Stored data
*****

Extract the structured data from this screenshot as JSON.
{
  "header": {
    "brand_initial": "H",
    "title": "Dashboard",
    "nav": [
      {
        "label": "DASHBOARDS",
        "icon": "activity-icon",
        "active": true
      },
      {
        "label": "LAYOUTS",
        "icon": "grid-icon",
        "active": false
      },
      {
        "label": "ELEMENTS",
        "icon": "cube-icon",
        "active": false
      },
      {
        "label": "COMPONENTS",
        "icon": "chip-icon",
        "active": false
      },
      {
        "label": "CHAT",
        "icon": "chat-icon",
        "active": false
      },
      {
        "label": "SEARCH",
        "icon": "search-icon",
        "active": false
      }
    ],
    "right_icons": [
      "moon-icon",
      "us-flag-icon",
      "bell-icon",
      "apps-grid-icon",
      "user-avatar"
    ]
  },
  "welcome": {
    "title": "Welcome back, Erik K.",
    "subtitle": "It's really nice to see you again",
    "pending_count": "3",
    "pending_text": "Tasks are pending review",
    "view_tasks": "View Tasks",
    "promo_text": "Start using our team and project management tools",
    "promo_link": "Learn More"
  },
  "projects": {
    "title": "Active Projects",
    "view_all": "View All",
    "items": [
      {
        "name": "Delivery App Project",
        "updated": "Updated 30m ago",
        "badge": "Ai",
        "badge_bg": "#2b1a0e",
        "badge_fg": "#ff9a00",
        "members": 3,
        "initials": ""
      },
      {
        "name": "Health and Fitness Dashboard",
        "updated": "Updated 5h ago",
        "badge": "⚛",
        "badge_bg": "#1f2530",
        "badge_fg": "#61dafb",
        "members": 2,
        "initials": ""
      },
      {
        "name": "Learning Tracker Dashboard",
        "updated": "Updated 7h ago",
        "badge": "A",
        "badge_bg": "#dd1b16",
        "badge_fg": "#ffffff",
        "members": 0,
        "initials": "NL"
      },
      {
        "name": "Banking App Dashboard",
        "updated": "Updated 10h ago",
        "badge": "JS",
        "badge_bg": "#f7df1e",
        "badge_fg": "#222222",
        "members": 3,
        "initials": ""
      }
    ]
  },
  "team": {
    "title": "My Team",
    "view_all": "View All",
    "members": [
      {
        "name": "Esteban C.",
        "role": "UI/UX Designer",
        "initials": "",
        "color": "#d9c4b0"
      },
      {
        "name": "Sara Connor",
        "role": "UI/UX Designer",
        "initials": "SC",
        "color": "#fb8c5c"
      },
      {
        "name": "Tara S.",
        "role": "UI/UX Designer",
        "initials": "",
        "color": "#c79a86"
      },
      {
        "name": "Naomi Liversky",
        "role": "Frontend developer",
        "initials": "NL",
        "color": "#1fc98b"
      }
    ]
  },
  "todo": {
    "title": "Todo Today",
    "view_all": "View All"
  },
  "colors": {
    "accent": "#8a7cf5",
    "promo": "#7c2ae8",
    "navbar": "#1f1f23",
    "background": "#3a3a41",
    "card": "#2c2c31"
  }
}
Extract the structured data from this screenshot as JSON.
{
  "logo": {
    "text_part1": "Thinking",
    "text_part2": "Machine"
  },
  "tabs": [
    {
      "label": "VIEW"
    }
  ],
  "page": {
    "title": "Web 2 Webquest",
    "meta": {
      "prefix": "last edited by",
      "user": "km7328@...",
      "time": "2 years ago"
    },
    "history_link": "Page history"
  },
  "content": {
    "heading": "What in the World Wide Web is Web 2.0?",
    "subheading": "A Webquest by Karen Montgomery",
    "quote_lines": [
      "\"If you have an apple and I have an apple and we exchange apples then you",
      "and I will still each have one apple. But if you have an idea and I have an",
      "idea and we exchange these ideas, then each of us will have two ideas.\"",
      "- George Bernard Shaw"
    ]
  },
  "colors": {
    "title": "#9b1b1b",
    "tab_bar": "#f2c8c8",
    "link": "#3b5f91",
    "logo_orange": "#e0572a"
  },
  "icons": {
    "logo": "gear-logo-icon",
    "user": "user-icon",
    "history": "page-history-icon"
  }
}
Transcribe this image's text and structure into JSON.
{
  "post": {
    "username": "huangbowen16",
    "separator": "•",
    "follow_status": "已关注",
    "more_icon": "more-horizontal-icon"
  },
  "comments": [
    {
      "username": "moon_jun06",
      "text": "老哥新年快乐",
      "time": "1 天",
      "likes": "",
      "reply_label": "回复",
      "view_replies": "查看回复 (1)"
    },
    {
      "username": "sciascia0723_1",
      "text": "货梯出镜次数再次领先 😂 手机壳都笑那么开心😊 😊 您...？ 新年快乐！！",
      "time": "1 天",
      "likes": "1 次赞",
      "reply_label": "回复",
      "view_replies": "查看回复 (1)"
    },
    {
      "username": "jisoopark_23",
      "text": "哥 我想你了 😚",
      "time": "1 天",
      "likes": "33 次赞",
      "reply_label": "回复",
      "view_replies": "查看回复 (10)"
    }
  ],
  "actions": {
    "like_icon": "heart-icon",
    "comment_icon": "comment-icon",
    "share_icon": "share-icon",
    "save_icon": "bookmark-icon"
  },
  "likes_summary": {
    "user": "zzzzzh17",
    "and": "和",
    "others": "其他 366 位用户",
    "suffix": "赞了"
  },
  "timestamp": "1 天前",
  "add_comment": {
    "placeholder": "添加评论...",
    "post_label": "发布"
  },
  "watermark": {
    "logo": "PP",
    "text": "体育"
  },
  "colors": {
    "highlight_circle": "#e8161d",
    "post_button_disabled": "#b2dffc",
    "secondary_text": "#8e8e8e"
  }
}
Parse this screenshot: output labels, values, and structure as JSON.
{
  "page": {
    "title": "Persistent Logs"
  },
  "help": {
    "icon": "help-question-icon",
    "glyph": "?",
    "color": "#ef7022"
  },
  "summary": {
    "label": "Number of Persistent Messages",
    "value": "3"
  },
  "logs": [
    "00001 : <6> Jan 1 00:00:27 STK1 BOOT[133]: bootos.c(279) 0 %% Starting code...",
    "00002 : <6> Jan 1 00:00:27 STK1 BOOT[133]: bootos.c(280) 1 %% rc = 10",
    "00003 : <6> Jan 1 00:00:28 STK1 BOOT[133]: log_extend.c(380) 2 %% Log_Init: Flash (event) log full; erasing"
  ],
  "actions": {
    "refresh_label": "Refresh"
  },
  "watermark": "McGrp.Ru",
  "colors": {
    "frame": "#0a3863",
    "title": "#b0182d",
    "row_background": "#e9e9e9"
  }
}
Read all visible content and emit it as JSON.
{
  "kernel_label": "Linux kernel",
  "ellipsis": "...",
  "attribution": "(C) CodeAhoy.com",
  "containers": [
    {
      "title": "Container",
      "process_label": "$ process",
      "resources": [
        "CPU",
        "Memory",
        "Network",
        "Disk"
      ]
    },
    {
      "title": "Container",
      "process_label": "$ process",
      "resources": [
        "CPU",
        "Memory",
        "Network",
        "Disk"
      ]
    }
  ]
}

*****

→ Stated exercise
Go through the data and return every record exactly.

→ Result of the exercise
Extract the structured data from this screenshot as JSON.
{
  "header": {
    "brand_initial": "H",
    "title": "Dashboard",
    "nav": [
      {
        "label": "DASHBOARDS",
        "icon": "activity-icon",
        "active": true
      },
      {
        "label": "LAYOUTS",
        "icon": "grid-icon",
        "active": false
      },
      {
        "label": "ELEMENTS",
        "icon": "cube-icon",
        "active": false
      },
      {
        "label": "COMPONENTS",
        "icon": "chip-icon",
        "active": false
      },
      {
        "label": "CHAT",
        "icon": "chat-icon",
        "active": false
      },
      {
        "label": "SEARCH",
        "icon": "search-icon",
        "active": false
      }
    ],
    "right_icons": [
      "moon-icon",
      "us-flag-icon",
      "bell-icon",
      "apps-grid-icon",
      "user-avatar"
    ]
  },
  "welcome": {
    "title": "Welcome back, Erik K.",
    "subtitle": "It's really nice to see you again",
    "pending_count": "3",
    "pending_text": "Tasks are pending review",
    "view_tasks": "View Tasks",
    "promo_text": "Start using our team and project management tools",
    "promo_link": "Learn More"
  },
  "projects": {
    "title": "Active Projects",
    "view_all": "View All",
    "items": [
      {
        "name": "Delivery App Project",
        "updated": "Updated 30m ago",
        "badge": "Ai",
        "badge_bg": "#2b1a0e",
        "badge_fg": "#ff9a00",
        "members": 3,
        "initials": ""
      },
      {
        "name": "Health and Fitness Dashboard",
        "updated": "Updated 5h ago",
        "badge": "⚛",
        "badge_bg": "#1f2530",
        "badge_fg": "#61dafb",
        "members": 2,
        "initials": ""
      },
      {
        "name": "Learning Tracker Dashboard",
        "updated": "Updated 7h ago",
        "badge": "A",
        "badge_bg": "#dd1b16",
        "badge_fg": "#ffffff",
        "members": 0,
        "initials": "NL"
      },
      {
        "name": "Banking App Dashboard",
        "updated": "Updated 10h ago",
        "badge": "JS",
        "badge_bg": "#f7df1e",
        "badge_fg": "#222222",
        "members": 3,
        "initials": ""
      }
    ]
  },
  "team": {
    "title": "My Team",
    "view_all": "View All",
    "members": [
      {
        "name": "Esteban C.",
        "role": "UI/UX Designer",
        "initials": "",
        "color": "#d9c4b0"
      },
      {
        "name": "Sara Connor",
        "role": "UI/UX Designer",
        "initials": "SC",
        "color": "#fb8c5c"
      },
      {
        "name": "Tara S.",
        "role": "UI/UX Designer",
        "initials": "",
        "color": "#c79a86"
      },
      {
        "name": "Naomi Liversky",
        "role": "Frontend developer",
        "initials": "NL",
        "color": "#1fc98b"
      }
    ]
  },
  "todo": {
    "title": "Todo Today",
    "view_all": "View All"
  },
  "colors": {
    "accent": "#8a7cf5",
    "promo": "#7c2ae8",
    "navbar": "#1f1f23",
    "background": "#3a3a41",
    "card": "#2c2c31"
  }
}
Extract the structured data from this screenshot as JSON.
{
  "logo": {
    "text_part1": "Thinking",
    "text_part2": "Machine"
  },
  "tabs": [
    {
      "label": "VIEW"
    }
  ],
  "page": {
    "title": "Web 2 Webquest",
    "meta": {
      "prefix": "last edited by",
      "user": "km7328@...",
      "time": "2 years ago"
    },
    "history_link": "Page history"
  },
  "content": {
    "heading": "What in the World Wide Web is Web 2.0?",
    "subheading": "A Webquest by Karen Montgomery",
    "quote_lines": [
      "\"If you have an apple and I have an apple and we exchange apples then you",
      "and I will still each have one apple. But if you have an idea and I have an",
      "idea and we exchange these ideas, then each of us will have two ideas.\"",
      "- George Bernard Shaw"
    ]
  },
  "colors": {
    "title": "#9b1b1b",
    "tab_bar": "#f2c8c8",
    "link": "#3b5f91",
    "logo_orange": "#e0572a"
  },
  "icons": {
    "logo": "gear-logo-icon",
    "user": "user-icon",
    "history": "page-history-icon"
  }
}
Transcribe this image's text and structure into JSON.
{
  "post": {
    "username": "huangbowen16",
    "separator": "•",
    "follow_status": "已关注",
    "more_icon": "more-horizontal-icon"
  },
  "comments": [
    {
      "username": "moon_jun06",
      "text": "老哥新年快乐",
      "time": "1 天",
      "likes": "",
      "reply_label": "回复",
      "view_replies": "查看回复 (1)"
    },
    {
      "username": "sciascia0723_1",
      "text": "货梯出镜次数再次领先 😂 手机壳都笑那么开心😊 😊 您...？ 新年快乐！！",
      "time": "1 天",
      "likes": "1 次赞",
      "reply_label": "回复",
      "view_replies": "查看回复 (1)"
    },
    {
      "username": "jisoopark_23",
      "text": "哥 我想你了 😚",
      "time": "1 天",
      "likes": "33 次赞",
      "reply_label": "回复",
      "view_replies": "查看回复 (10)"
    }
  ],
  "actions": {
    "like_icon": "heart-icon",
    "comment_icon": "comment-icon",
    "share_icon": "share-icon",
    "save_icon": "bookmark-icon"
  },
  "likes_summary": {
    "user": "zzzzzh17",
    "and": "和",
    "others": "其他 366 位用户",
    "suffix": "赞了"
  },
  "timestamp": "1 天前",
  "add_comment": {
    "placeholder": "添加评论...",
    "post_label": "发布"
  },
  "watermark": {
    "logo": "PP",
    "text": "体育"
  },
  "colors": {
    "highlight_circle": "#e8161d",
    "post_button_disabled": "#b2dffc",
    "secondary_text": "#8e8e8e"
  }
}
Parse this screenshot: output labels, values, and structure as JSON.
{
  "page": {
    "title": "Persistent Logs"
  },
  "help": {
    "icon": "help-question-icon",
    "glyph": "?",
    "color": "#ef7022"
  },
  "summary": {
    "label": "Number of Persistent Messages",
    "value": "3"
  },
  "logs": [
    "00001 : <6> Jan 1 00:00:27 STK1 BOOT[133]: bootos.c(279) 0 %% Starting code...",
    "00002 : <6> Jan 1 00:00:27 STK1 BOOT[133]: bootos.c(280) 1 %% rc = 10",
    "00003 : <6> Jan 1 00:00:28 STK1 BOOT[133]: log_extend.c(380) 2 %% Log_Init: Flash (event) log full; erasing"
  ],
  "actions": {
    "refresh_label": "Refresh"
  },
  "watermark": "McGrp.Ru",
  "colors": {
    "frame": "#0a3863",
    "title": "#b0182d",
    "row_background": "#e9e9e9"
  }
}
Read all visible content and emit it as JSON.
{
  "kernel_label": "Linux kernel",
  "ellipsis": "...",
  "attribution": "(C) CodeAhoy.com",
  "containers": [
    {
      "title": "Container",
      "process_label": "$ process",
      "resources": [
        "CPU",
        "Memory",
        "Network",
        "Disk"
      ]
    },
    {
      "title": "Container",
      "process_label": "$ process",
      "resources": [
        "CPU",
        "Memory",
        "Network",
        "Disk"
      ]
    }
  ]
}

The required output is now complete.